• Problem description
Render every row below as a two-column CSV with the header input,output. Put each row's text under input and its answer under output, with each field in quotes and line breaks replaced by spaces.

• Input
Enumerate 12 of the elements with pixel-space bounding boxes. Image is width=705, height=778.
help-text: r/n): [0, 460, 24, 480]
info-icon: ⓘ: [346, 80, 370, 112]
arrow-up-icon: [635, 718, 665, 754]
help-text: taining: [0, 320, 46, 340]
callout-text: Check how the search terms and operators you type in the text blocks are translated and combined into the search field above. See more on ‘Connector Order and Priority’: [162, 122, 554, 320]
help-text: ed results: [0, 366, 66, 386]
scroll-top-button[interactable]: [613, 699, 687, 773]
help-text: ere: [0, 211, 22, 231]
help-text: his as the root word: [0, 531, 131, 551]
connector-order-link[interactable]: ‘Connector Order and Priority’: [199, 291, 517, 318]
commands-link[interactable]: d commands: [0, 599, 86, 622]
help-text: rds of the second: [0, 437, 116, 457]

• Task output
input,output
"Enumerate 12 of the elements with pixel-space bounding boxes. Image is width=705, height=778.","help-text: r/n): [0, 460, 24, 480] info-icon: ⓘ: [346, 80, 370, 112] arrow-up-icon: [635, 718, 665, 754] help-text: taining: [0, 320, 46, 340] callout-text: Check how the search terms and operators you type in the text blocks are translated and combined into the search field above. See more on ‘Connector Order and Priority’: [162, 122, 554, 320] help-text: ed results: [0, 366, 66, 386] scroll-top-button[interactable]: [613, 699, 687, 773] help-text: ere: [0, 211, 22, 231] help-text: his as the root word: [0, 531, 131, 551] connector-order-link[interactable]: ‘Connector Order and Priority’: [199, 291, 517, 318] commands-link[interactable]: d commands: [0, 599, 86, 622] help-text: rds of the second: [0, 437, 116, 457]"